→ **Problem**
Write the material out again in full, word for word. Do not include the pictures.

--

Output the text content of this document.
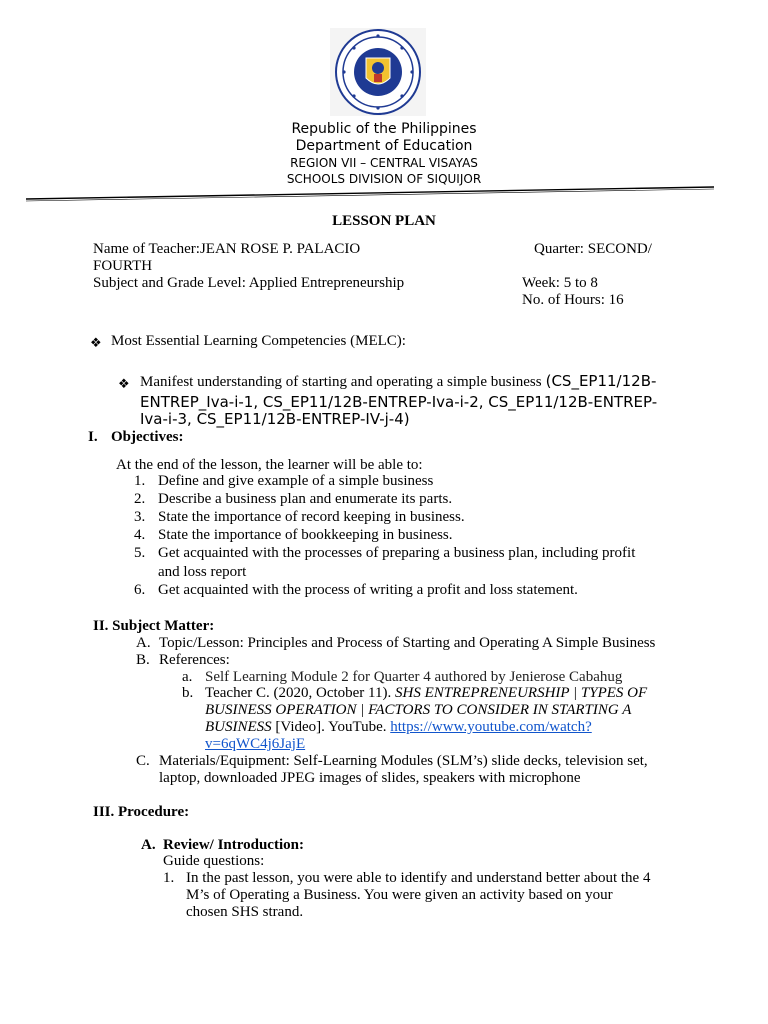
Republic of the Philippines
Department of Education
REGION VII – CENTRAL VISAYAS
SCHOOLS DIVISION OF SIQUIJOR
LESSON PLAN
Name of Teacher:JEAN ROSE P. PALACIO	Quarter: SECOND/
FOURTH
Subject and Grade Level: Applied Entrepreneurship	Week: 5 to 8
No. of Hours: 16
❖ Most Essential Learning Competencies (MELC):
❖ Manifest understanding of starting and operating a simple business (CS_EP11/12B-
ENTREP_Iva-i-1, CS_EP11/12B-ENTREP-Iva-i-2, CS_EP11/12B-ENTREP-
Iva-i-3, CS_EP11/12B-ENTREP-IV-j-4)
I. Objectives:
At the end of the lesson, the learner will be able to:
1. Define and give example of a simple business
2. Describe a business plan and enumerate its parts.
3. State the importance of record keeping in business.
4. State the importance of bookkeeping in business.
5. Get acquainted with the processes of preparing a business plan, including profit
and loss report
6. Get acquainted with the process of writing a profit and loss statement.
II. Subject Matter:
A. Topic/Lesson: Principles and Process of Starting and Operating A Simple Business
B. References:
a. Self Learning Module 2 for Quarter 4 authored by Jenierose Cabahug
b. Teacher C. (2020, October 11). SHS ENTREPRENEURSHIP | TYPES OF
BUSINESS OPERATION | FACTORS TO CONSIDER IN STARTING A
BUSINESS [Video]. YouTube. https://www.youtube.com/watch?
v=6qWC4j6JajE
C. Materials/Equipment: Self-Learning Modules (SLM’s) slide decks, television set,
laptop, downloaded JPEG images of slides, speakers with microphone
III. Procedure:
A. Review/ Introduction:
Guide questions:
1. In the past lesson, you were able to identify and understand better about the 4
M’s of Operating a Business. You were given an activity based on your
chosen SHS strand.
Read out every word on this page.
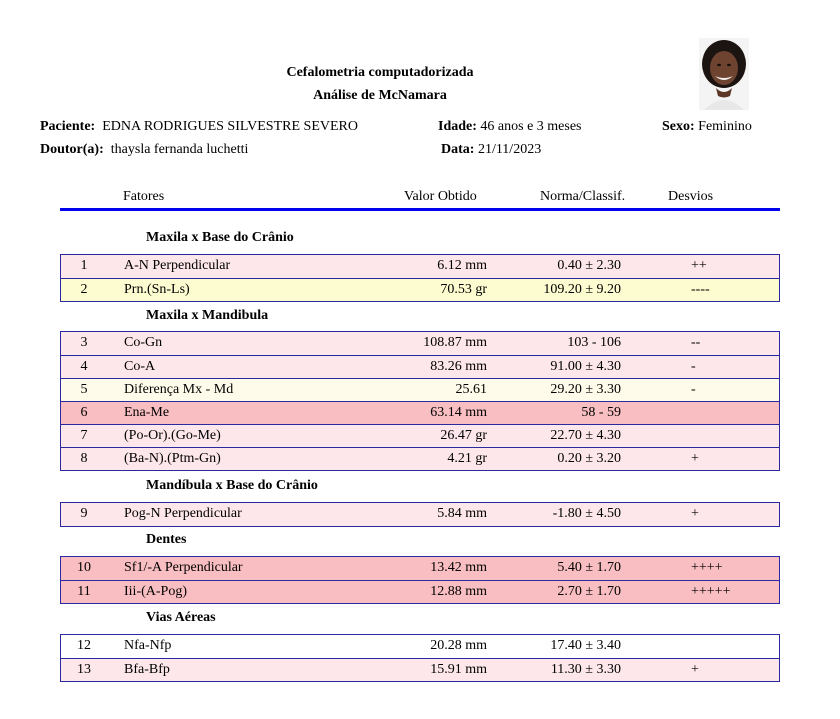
Cefalometria computadorizada
Análise de McNamara
Paciente: EDNA RODRIGUES SILVESTRE SEVERO	Idade: 46 anos e 3 meses	Sexo: Feminino
Doutor(a): thaysla fernanda luchetti	Data: 21/11/2023
Fatores	Valor Obtido	Norma/Classif.	Desvios
Maxila x Base do Crânio
1	A-N Perpendicular	6.12 mm	0.40 ± 2.30	++
2	Prn.(Sn-Ls)	70.53 gr	109.20 ± 9.20	----
Maxila x Mandibula
3	Co-Gn	108.87 mm	103 - 106	--
4	Co-A	83.26 mm	91.00 ± 4.30	-
5	Diferença Mx - Md	25.61	29.20 ± 3.30	-
6	Ena-Me	63.14 mm	58 - 59
7	(Po-Or).(Go-Me)	26.47 gr	22.70 ± 4.30
8	(Ba-N).(Ptm-Gn)	4.21 gr	0.20 ± 3.20	+
Mandíbula x Base do Crânio
9	Pog-N Perpendicular	5.84 mm	-1.80 ± 4.50	+
Dentes
10	Sf1/-A Perpendicular	13.42 mm	5.40 ± 1.70	++++
11	Iii-(A-Pog)	12.88 mm	2.70 ± 1.70	+++++
Vias Aéreas
12	Nfa-Nfp	20.28 mm	17.40 ± 3.40
13	Bfa-Bfp	15.91 mm	11.30 ± 3.30	+
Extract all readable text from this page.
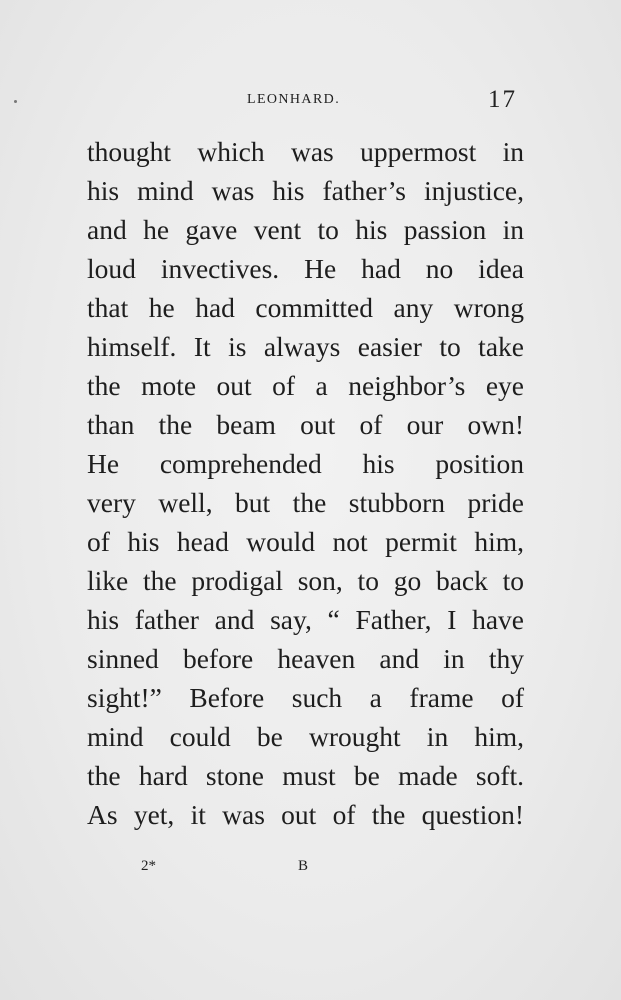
LEONHARD.	17
thought which was uppermost in
his mind was his father’s injustice,
and he gave vent to his passion in
loud invectives. He had no idea
that he had committed any wrong
himself. It is always easier to take
the mote out of a neighbor’s eye
than the beam out of our own!
He comprehended his position
very well, but the stubborn pride
of his head would not permit him,
like the prodigal son, to go back to
his father and say, “ Father, I have
sinned before heaven and in thy
sight!” Before such a frame of
mind could be wrought in him,
the hard stone must be made soft.
As yet, it was out of the question!
2*	B
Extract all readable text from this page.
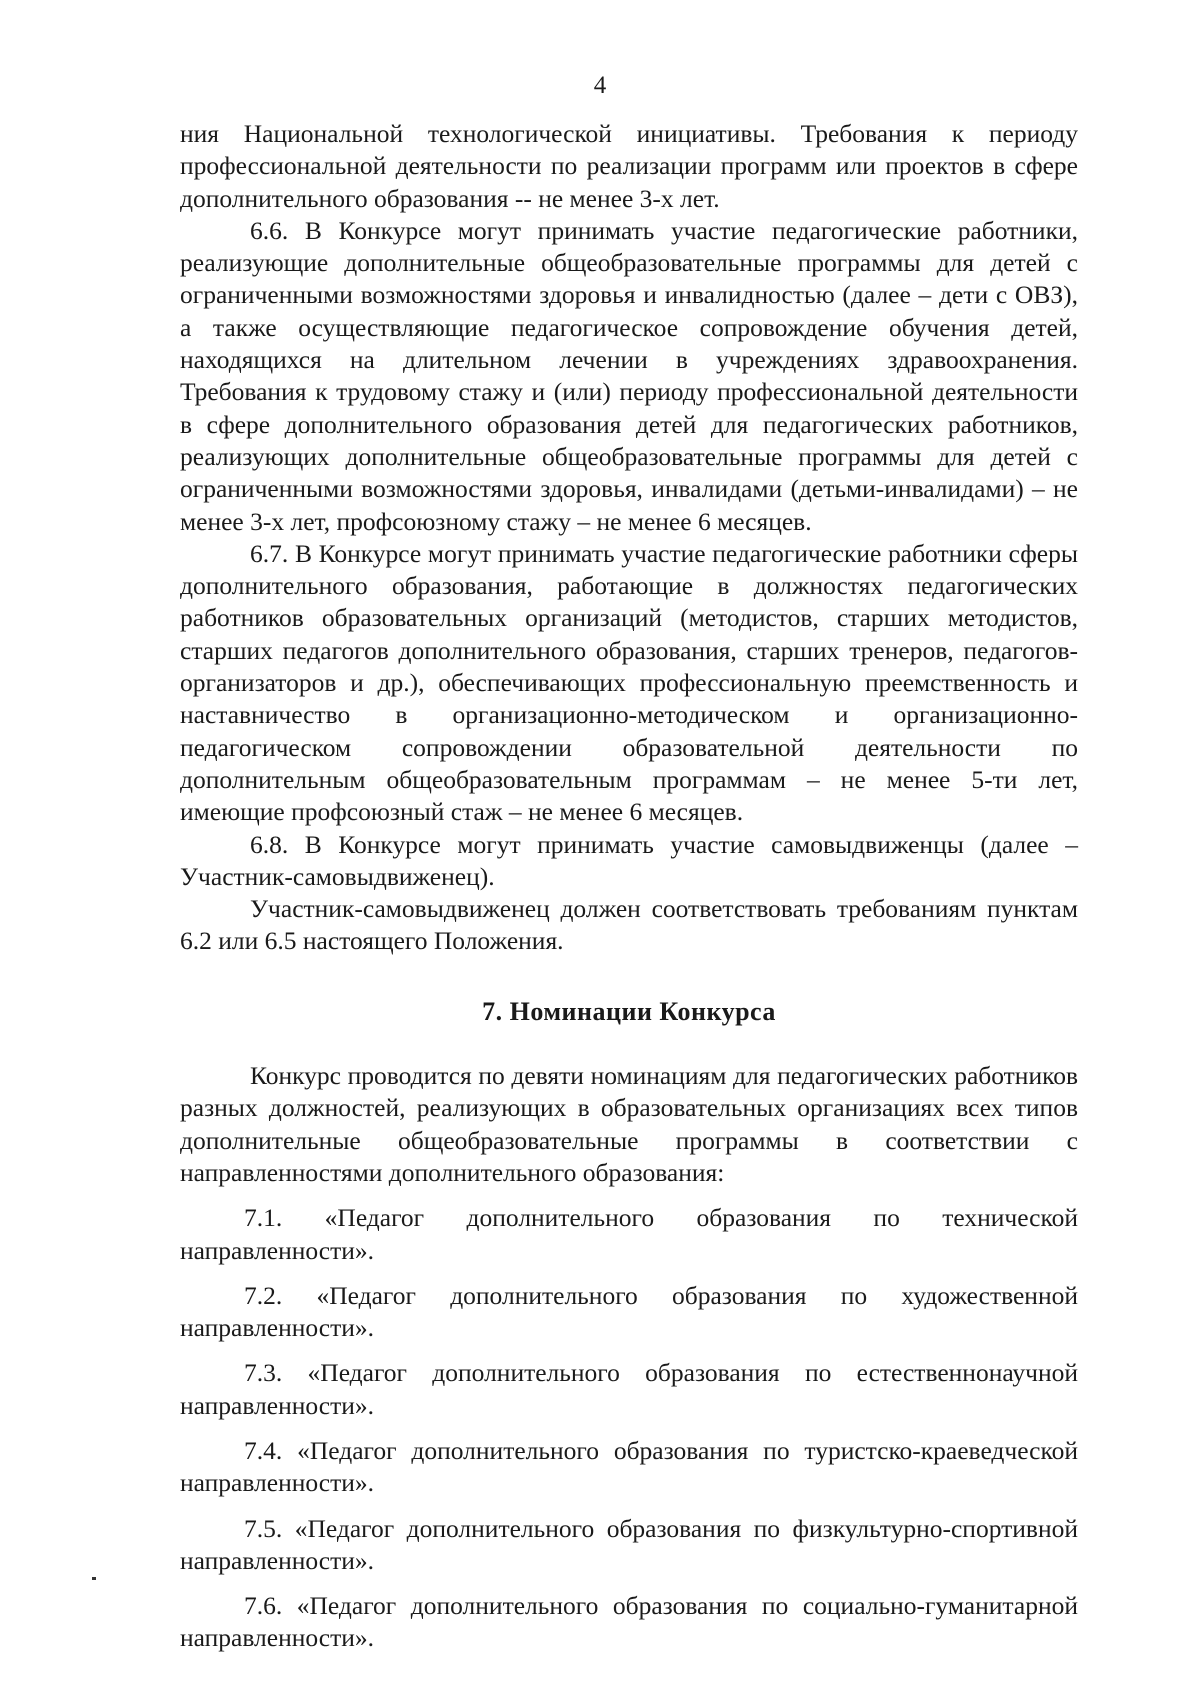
4

ния Национальной технологической инициативы. Требования к периоду профессиональной деятельности по реализации программ или проектов в сфере дополнительного образования -- не менее 3-х лет.

6.6. В Конкурсе могут принимать участие педагогические работники, реализующие дополнительные общеобразовательные программы для детей с ограниченными возможностями здоровья и инвалидностью (далее – дети с ОВЗ), а также осуществляющие педагогическое сопровождение обучения детей, находящихся на длительном лечении в учреждениях здравоохранения. Требования к трудовому стажу и (или) периоду профессиональной деятельности в сфере дополнительного образования детей для педагогических работников, реализующих дополнительные общеобразовательные программы для детей с ограниченными возможностями здоровья, инвалидами (детьми-инвалидами) – не менее 3-х лет, профсоюзному стажу – не менее 6 месяцев.

6.7. В Конкурсе могут принимать участие педагогические работники сферы дополнительного образования, работающие в должностях педагогических работников образовательных организаций (методистов, старших методистов, старших педагогов дополнительного образования, старших тренеров, педагогов-организаторов и др.), обеспечивающих профессиональную преемственность и наставничество в организационно-методическом и организационно-педагогическом сопровождении образовательной деятельности по дополнительным общеобразовательным программам – не менее 5-ти лет, имеющие профсоюзный стаж – не менее 6 месяцев.

6.8. В Конкурсе могут принимать участие самовыдвиженцы (далее – Участник-самовыдвиженец).

Участник-самовыдвиженец должен соответствовать требованиям пунктам 6.2 или 6.5 настоящего Положения.

7. Номинации Конкурса

Конкурс проводится по девяти номинациям для педагогических работников разных должностей, реализующих в образовательных организациях всех типов дополнительные общеобразовательные программы в соответствии с направленностями дополнительного образования:

7.1. «Педагог дополнительного образования по технической направленности».

7.2. «Педагог дополнительного образования по художественной направленности».

7.3. «Педагог дополнительного образования по естественнонаучной направленности».

7.4. «Педагог дополнительного образования по туристско-краеведческой направленности».

7.5. «Педагог дополнительного образования по физкультурно-спортивной направленности».

7.6. «Педагог дополнительного образования по социально-гуманитарной направленности».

--

→ **Completed task**
Output the text content of this document.
Republic of the Philippines
Department of Education
REGION VII – CENTRAL VISAYAS
SCHOOLS DIVISION OF SIQUIJOR
LESSON PLAN
Name of Teacher:JEAN ROSE P. PALACIO	Quarter: SECOND/
FOURTH
Subject and Grade Level: Applied Entrepreneurship	Week: 5 to 8
No. of Hours: 16
❖ Most Essential Learning Competencies (MELC):
❖ Manifest understanding of starting and operating a simple business (CS_EP11/12B-
ENTREP_Iva-i-1, CS_EP11/12B-ENTREP-Iva-i-2, CS_EP11/12B-ENTREP-
Iva-i-3, CS_EP11/12B-ENTREP-IV-j-4)
I. Objectives:
At the end of the lesson, the learner will be able to:
1. Define and give example of a simple business
2. Describe a business plan and enumerate its parts.
3. State the importance of record keeping in business.
4. State the importance of bookkeeping in business.
5. Get acquainted with the processes of preparing a business plan, including profit
and loss report
6. Get acquainted with the process of writing a profit and loss statement.
II. Subject Matter:
A. Topic/Lesson: Principles and Process of Starting and Operating A Simple Business
B. References:
a. Self Learning Module 2 for Quarter 4 authored by Jenierose Cabahug
b. Teacher C. (2020, October 11). SHS ENTREPRENEURSHIP | TYPES OF
BUSINESS OPERATION | FACTORS TO CONSIDER IN STARTING A
BUSINESS [Video]. YouTube. https://www.youtube.com/watch?
v=6qWC4j6JajE
C. Materials/Equipment: Self-Learning Modules (SLM’s) slide decks, television set,
laptop, downloaded JPEG images of slides, speakers with microphone
III. Procedure:
A. Review/ Introduction:
Guide questions:
1. In the past lesson, you were able to identify and understand better about the 4
M’s of Operating a Business. You were given an activity based on your
chosen SHS strand.
Read out every word on this page.
Cefalometria computadorizada
Análise de McNamara
Paciente: EDNA RODRIGUES SILVESTRE SEVERO	Idade: 46 anos e 3 meses	Sexo: Feminino
Doutor(a): thaysla fernanda luchetti	Data: 21/11/2023
Fatores	Valor Obtido	Norma/Classif.	Desvios
Maxila x Base do Crânio
1	A-N Perpendicular	6.12 mm	0.40 ± 2.30	++
2	Prn.(Sn-Ls)	70.53 gr	109.20 ± 9.20	----
Maxila x Mandibula
3	Co-Gn	108.87 mm	103 - 106	--
4	Co-A	83.26 mm	91.00 ± 4.30	-
5	Diferença Mx - Md	25.61	29.20 ± 3.30	-
6	Ena-Me	63.14 mm	58 - 59
7	(Po-Or).(Go-Me)	26.47 gr	22.70 ± 4.30
8	(Ba-N).(Ptm-Gn)	4.21 gr	0.20 ± 3.20	+
Mandíbula x Base do Crânio
9	Pog-N Perpendicular	5.84 mm	-1.80 ± 4.50	+
Dentes
10	Sf1/-A Perpendicular	13.42 mm	5.40 ± 1.70	++++
11	Iii-(A-Pog)	12.88 mm	2.70 ± 1.70	+++++
Vias Aéreas
12	Nfa-Nfp	20.28 mm	17.40 ± 3.40
13	Bfa-Bfp	15.91 mm	11.30 ± 3.30	+
Extract all readable text from this page.
LEONHARD.	17
thought which was uppermost in
his mind was his father’s injustice,
and he gave vent to his passion in
loud invectives. He had no idea
that he had committed any wrong
himself. It is always easier to take
the mote out of a neighbor’s eye
than the beam out of our own!
He comprehended his position
very well, but the stubborn pride
of his head would not permit him,
like the prodigal son, to go back to
his father and say, “ Father, I have
sinned before heaven and in thy
sight!” Before such a frame of
mind could be wrought in him,
the hard stone must be made soft.
As yet, it was out of the question!
2*	B
Extract all readable text from this page.
4

ния Национальной технологической инициативы. Требования к периоду профессиональной деятельности по реализации программ или проектов в сфере дополнительного образования -- не менее 3-х лет.

6.6. В Конкурсе могут принимать участие педагогические работники, реализующие дополнительные общеобразовательные программы для детей с ограниченными возможностями здоровья и инвалидностью (далее – дети с ОВЗ), а также осуществляющие педагогическое сопровождение обучения детей, находящихся на длительном лечении в учреждениях здравоохранения. Требования к трудовому стажу и (или) периоду профессиональной деятельности в сфере дополнительного образования детей для педагогических работников, реализующих дополнительные общеобразовательные программы для детей с ограниченными возможностями здоровья, инвалидами (детьми-инвалидами) – не менее 3-х лет, профсоюзному стажу – не менее 6 месяцев.

6.7. В Конкурсе могут принимать участие педагогические работники сферы дополнительного образования, работающие в должностях педагогических работников образовательных организаций (методистов, старших методистов, старших педагогов дополнительного образования, старших тренеров, педагогов-организаторов и др.), обеспечивающих профессиональную преемственность и наставничество в организационно-методическом и организационно-педагогическом сопровождении образовательной деятельности по дополнительным общеобразовательным программам – не менее 5-ти лет, имеющие профсоюзный стаж – не менее 6 месяцев.

6.8. В Конкурсе могут принимать участие самовыдвиженцы (далее – Участник-самовыдвиженец).

Участник-самовыдвиженец должен соответствовать требованиям пунктам 6.2 или 6.5 настоящего Положения.

7. Номинации Конкурса

Конкурс проводится по девяти номинациям для педагогических работников разных должностей, реализующих в образовательных организациях всех типов дополнительные общеобразовательные программы в соответствии с направленностями дополнительного образования:

7.1. «Педагог дополнительного образования по технической направленности».

7.2. «Педагог дополнительного образования по художественной направленности».

7.3. «Педагог дополнительного образования по естественнонаучной направленности».

7.4. «Педагог дополнительного образования по туристско-краеведческой направленности».

7.5. «Педагог дополнительного образования по физкультурно-спортивной направленности».

7.6. «Педагог дополнительного образования по социально-гуманитарной направленности».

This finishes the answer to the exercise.